Verbatim output of all the material below is required.
==== DATA RECORDS ====
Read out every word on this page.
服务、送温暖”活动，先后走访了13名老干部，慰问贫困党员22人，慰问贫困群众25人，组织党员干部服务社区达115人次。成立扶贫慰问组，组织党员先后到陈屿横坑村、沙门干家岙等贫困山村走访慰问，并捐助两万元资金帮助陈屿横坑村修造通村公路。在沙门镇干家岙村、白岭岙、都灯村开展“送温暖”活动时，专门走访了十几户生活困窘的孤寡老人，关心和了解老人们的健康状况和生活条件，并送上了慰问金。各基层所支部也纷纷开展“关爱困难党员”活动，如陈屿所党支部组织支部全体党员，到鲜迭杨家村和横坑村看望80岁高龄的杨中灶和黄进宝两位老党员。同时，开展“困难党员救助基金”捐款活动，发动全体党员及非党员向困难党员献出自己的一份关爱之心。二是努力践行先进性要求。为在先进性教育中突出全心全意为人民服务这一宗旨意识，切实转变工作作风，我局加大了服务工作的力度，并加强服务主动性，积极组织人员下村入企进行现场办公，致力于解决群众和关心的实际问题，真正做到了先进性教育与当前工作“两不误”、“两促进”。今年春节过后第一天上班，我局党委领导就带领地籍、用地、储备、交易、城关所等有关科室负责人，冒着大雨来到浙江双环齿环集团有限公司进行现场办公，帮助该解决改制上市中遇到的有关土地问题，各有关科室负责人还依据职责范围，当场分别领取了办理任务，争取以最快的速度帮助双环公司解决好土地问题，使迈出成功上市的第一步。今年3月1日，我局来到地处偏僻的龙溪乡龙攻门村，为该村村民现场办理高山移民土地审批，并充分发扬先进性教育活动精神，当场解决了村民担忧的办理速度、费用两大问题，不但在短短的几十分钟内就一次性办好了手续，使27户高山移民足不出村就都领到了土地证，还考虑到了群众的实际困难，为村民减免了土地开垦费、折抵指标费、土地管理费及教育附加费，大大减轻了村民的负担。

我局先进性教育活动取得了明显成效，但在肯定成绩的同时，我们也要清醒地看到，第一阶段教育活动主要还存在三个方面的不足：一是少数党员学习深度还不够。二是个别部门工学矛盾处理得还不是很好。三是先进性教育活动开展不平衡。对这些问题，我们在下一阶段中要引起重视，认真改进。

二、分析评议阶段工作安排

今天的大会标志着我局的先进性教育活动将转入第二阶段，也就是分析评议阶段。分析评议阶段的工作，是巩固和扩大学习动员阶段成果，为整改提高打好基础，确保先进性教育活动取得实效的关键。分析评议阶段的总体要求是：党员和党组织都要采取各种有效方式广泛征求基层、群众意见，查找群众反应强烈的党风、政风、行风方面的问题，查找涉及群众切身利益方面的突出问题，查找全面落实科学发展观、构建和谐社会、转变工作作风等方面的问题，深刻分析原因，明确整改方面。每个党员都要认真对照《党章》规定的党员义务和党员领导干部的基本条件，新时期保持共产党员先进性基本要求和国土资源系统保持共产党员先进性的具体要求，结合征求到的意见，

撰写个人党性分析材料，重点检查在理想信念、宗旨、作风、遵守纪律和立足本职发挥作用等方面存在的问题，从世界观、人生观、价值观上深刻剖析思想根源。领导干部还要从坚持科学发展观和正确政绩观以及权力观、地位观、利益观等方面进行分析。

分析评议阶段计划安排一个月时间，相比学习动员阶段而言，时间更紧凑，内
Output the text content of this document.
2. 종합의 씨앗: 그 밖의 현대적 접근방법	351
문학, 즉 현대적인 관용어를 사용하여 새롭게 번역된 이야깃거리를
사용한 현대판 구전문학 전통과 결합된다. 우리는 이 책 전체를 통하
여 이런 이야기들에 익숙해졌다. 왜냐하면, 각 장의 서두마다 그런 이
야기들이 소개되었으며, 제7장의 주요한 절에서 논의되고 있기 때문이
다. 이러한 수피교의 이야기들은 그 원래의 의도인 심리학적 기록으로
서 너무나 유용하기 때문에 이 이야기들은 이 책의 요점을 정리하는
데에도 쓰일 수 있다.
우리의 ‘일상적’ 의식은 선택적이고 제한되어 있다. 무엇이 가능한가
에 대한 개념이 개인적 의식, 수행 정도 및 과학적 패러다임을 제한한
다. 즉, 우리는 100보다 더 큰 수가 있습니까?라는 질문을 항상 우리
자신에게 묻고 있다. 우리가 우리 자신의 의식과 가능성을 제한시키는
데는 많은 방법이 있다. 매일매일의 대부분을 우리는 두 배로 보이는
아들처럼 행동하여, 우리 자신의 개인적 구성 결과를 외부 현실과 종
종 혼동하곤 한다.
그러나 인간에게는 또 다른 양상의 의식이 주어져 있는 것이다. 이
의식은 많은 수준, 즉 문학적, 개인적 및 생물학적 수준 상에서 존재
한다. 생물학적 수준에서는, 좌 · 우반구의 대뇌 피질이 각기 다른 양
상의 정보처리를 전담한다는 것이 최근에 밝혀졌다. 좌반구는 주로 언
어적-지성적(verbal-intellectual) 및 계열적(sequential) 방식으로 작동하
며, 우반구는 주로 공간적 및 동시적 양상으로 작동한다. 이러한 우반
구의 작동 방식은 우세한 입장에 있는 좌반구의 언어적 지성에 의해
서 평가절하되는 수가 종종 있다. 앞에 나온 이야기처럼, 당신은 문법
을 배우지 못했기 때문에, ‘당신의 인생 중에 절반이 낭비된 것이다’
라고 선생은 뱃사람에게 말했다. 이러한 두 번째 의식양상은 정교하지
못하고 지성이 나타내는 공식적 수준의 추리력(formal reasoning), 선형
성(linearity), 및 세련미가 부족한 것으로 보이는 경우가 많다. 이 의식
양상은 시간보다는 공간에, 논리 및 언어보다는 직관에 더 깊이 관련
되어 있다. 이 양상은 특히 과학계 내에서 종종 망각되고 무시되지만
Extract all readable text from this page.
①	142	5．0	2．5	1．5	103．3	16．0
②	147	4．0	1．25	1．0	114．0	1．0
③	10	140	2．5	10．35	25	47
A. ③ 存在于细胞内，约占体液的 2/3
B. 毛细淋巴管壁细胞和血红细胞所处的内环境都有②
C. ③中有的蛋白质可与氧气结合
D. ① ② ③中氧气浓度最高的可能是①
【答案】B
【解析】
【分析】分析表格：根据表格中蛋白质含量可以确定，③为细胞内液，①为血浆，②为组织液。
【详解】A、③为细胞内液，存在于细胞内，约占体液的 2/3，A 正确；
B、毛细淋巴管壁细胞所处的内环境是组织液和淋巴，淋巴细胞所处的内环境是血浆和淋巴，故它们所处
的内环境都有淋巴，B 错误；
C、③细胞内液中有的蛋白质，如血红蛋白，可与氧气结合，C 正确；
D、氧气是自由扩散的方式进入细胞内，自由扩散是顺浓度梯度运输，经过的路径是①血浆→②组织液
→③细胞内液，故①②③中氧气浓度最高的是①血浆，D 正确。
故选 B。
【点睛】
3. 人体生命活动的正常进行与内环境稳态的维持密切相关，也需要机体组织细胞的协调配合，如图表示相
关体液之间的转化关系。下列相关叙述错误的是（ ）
====
**FINISHED TASK:**
Read out every word on this page.
服务、送温暖”活动，先后走访了13名老干部，慰问贫困党员22人，慰问贫困群众25人，组织党员干部服务社区达115人次。成立扶贫慰问组，组织党员先后到陈屿横坑村、沙门干家岙等贫困山村走访慰问，并捐助两万元资金帮助陈屿横坑村修造通村公路。在沙门镇干家岙村、白岭岙、都灯村开展“送温暖”活动时，专门走访了十几户生活困窘的孤寡老人，关心和了解老人们的健康状况和生活条件，并送上了慰问金。各基层所支部也纷纷开展“关爱困难党员”活动，如陈屿所党支部组织支部全体党员，到鲜迭杨家村和横坑村看望80岁高龄的杨中灶和黄进宝两位老党员。同时，开展“困难党员救助基金”捐款活动，发动全体党员及非党员向困难党员献出自己的一份关爱之心。二是努力践行先进性要求。为在先进性教育中突出全心全意为人民服务这一宗旨意识，切实转变工作作风，我局加大了服务工作的力度，并加强服务主动性，积极组织人员下村入企进行现场办公，致力于解决群众和关心的实际问题，真正做到了先进性教育与当前工作“两不误”、“两促进”。今年春节过后第一天上班，我局党委领导就带领地籍、用地、储备、交易、城关所等有关科室负责人，冒着大雨来到浙江双环齿环集团有限公司进行现场办公，帮助该解决改制上市中遇到的有关土地问题，各有关科室负责人还依据职责范围，当场分别领取了办理任务，争取以最快的速度帮助双环公司解决好土地问题，使迈出成功上市的第一步。今年3月1日，我局来到地处偏僻的龙溪乡龙攻门村，为该村村民现场办理高山移民土地审批，并充分发扬先进性教育活动精神，当场解决了村民担忧的办理速度、费用两大问题，不但在短短的几十分钟内就一次性办好了手续，使27户高山移民足不出村就都领到了土地证，还考虑到了群众的实际困难，为村民减免了土地开垦费、折抵指标费、土地管理费及教育附加费，大大减轻了村民的负担。

我局先进性教育活动取得了明显成效，但在肯定成绩的同时，我们也要清醒地看到，第一阶段教育活动主要还存在三个方面的不足：一是少数党员学习深度还不够。二是个别部门工学矛盾处理得还不是很好。三是先进性教育活动开展不平衡。对这些问题，我们在下一阶段中要引起重视，认真改进。

二、分析评议阶段工作安排

今天的大会标志着我局的先进性教育活动将转入第二阶段，也就是分析评议阶段。分析评议阶段的工作，是巩固和扩大学习动员阶段成果，为整改提高打好基础，确保先进性教育活动取得实效的关键。分析评议阶段的总体要求是：党员和党组织都要采取各种有效方式广泛征求基层、群众意见，查找群众反应强烈的党风、政风、行风方面的问题，查找涉及群众切身利益方面的突出问题，查找全面落实科学发展观、构建和谐社会、转变工作作风等方面的问题，深刻分析原因，明确整改方面。每个党员都要认真对照《党章》规定的党员义务和党员领导干部的基本条件，新时期保持共产党员先进性基本要求和国土资源系统保持共产党员先进性的具体要求，结合征求到的意见，

撰写个人党性分析材料，重点检查在理想信念、宗旨、作风、遵守纪律和立足本职发挥作用等方面存在的问题，从世界观、人生观、价值观上深刻剖析思想根源。领导干部还要从坚持科学发展观和正确政绩观以及权力观、地位观、利益观等方面进行分析。

分析评议阶段计划安排一个月时间，相比学习动员阶段而言，时间更紧凑，内
Output the text content of this document.
2. 종합의 씨앗: 그 밖의 현대적 접근방법	351
문학, 즉 현대적인 관용어를 사용하여 새롭게 번역된 이야깃거리를
사용한 현대판 구전문학 전통과 결합된다. 우리는 이 책 전체를 통하
여 이런 이야기들에 익숙해졌다. 왜냐하면, 각 장의 서두마다 그런 이
야기들이 소개되었으며, 제7장의 주요한 절에서 논의되고 있기 때문이
다. 이러한 수피교의 이야기들은 그 원래의 의도인 심리학적 기록으로
서 너무나 유용하기 때문에 이 이야기들은 이 책의 요점을 정리하는
데에도 쓰일 수 있다.
우리의 ‘일상적’ 의식은 선택적이고 제한되어 있다. 무엇이 가능한가
에 대한 개념이 개인적 의식, 수행 정도 및 과학적 패러다임을 제한한
다. 즉, 우리는 100보다 더 큰 수가 있습니까?라는 질문을 항상 우리
자신에게 묻고 있다. 우리가 우리 자신의 의식과 가능성을 제한시키는
데는 많은 방법이 있다. 매일매일의 대부분을 우리는 두 배로 보이는
아들처럼 행동하여, 우리 자신의 개인적 구성 결과를 외부 현실과 종
종 혼동하곤 한다.
그러나 인간에게는 또 다른 양상의 의식이 주어져 있는 것이다. 이
의식은 많은 수준, 즉 문학적, 개인적 및 생물학적 수준 상에서 존재
한다. 생물학적 수준에서는, 좌 · 우반구의 대뇌 피질이 각기 다른 양
상의 정보처리를 전담한다는 것이 최근에 밝혀졌다. 좌반구는 주로 언
어적-지성적(verbal-intellectual) 및 계열적(sequential) 방식으로 작동하
며, 우반구는 주로 공간적 및 동시적 양상으로 작동한다. 이러한 우반
구의 작동 방식은 우세한 입장에 있는 좌반구의 언어적 지성에 의해
서 평가절하되는 수가 종종 있다. 앞에 나온 이야기처럼, 당신은 문법
을 배우지 못했기 때문에, ‘당신의 인생 중에 절반이 낭비된 것이다’
라고 선생은 뱃사람에게 말했다. 이러한 두 번째 의식양상은 정교하지
못하고 지성이 나타내는 공식적 수준의 추리력(formal reasoning), 선형
성(linearity), 및 세련미가 부족한 것으로 보이는 경우가 많다. 이 의식
양상은 시간보다는 공간에, 논리 및 언어보다는 직관에 더 깊이 관련
되어 있다. 이 양상은 특히 과학계 내에서 종종 망각되고 무시되지만
Extract all readable text from this page.
①	142	5．0	2．5	1．5	103．3	16．0
②	147	4．0	1．25	1．0	114．0	1．0
③	10	140	2．5	10．35	25	47
A. ③ 存在于细胞内，约占体液的 2/3
B. 毛细淋巴管壁细胞和血红细胞所处的内环境都有②
C. ③中有的蛋白质可与氧气结合
D. ① ② ③中氧气浓度最高的可能是①
【答案】B
【解析】
【分析】分析表格：根据表格中蛋白质含量可以确定，③为细胞内液，①为血浆，②为组织液。
【详解】A、③为细胞内液，存在于细胞内，约占体液的 2/3，A 正确；
B、毛细淋巴管壁细胞所处的内环境是组织液和淋巴，淋巴细胞所处的内环境是血浆和淋巴，故它们所处
的内环境都有淋巴，B 错误；
C、③细胞内液中有的蛋白质，如血红蛋白，可与氧气结合，C 正确；
D、氧气是自由扩散的方式进入细胞内，自由扩散是顺浓度梯度运输，经过的路径是①血浆→②组织液
→③细胞内液，故①②③中氧气浓度最高的是①血浆，D 正确。
故选 B。
【点睛】
3. 人体生命活动的正常进行与内环境稳态的维持密切相关，也需要机体组织细胞的协调配合，如图表示相
关体液之间的转化关系。下列相关叙述错误的是（ ）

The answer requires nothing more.